## TASK TO CARRY OUT
Say how many lines contain "community"; the answer is the number alone.

(Data records)
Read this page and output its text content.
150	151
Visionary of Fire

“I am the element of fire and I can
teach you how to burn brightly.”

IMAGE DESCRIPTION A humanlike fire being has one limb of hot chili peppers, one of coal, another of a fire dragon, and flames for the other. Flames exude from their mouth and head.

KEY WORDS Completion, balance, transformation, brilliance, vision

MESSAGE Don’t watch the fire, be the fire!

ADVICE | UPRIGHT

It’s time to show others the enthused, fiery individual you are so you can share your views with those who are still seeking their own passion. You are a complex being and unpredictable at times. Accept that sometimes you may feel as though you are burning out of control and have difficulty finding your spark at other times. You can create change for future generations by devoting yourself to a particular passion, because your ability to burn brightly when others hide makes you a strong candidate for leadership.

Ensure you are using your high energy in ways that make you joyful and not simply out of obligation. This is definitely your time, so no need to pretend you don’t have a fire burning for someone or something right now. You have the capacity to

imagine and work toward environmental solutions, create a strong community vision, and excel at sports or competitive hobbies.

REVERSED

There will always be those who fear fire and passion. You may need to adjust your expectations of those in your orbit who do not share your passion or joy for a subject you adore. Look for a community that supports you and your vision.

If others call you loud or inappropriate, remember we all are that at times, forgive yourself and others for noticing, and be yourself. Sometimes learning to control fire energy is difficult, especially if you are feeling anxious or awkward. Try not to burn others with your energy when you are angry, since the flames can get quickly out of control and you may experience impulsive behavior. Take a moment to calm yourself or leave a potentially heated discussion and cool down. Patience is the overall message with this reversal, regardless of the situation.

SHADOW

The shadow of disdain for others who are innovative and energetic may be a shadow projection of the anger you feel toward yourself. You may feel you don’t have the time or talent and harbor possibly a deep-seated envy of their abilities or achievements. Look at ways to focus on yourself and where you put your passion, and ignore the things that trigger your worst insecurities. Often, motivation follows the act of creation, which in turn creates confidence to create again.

## TASK RESULT
2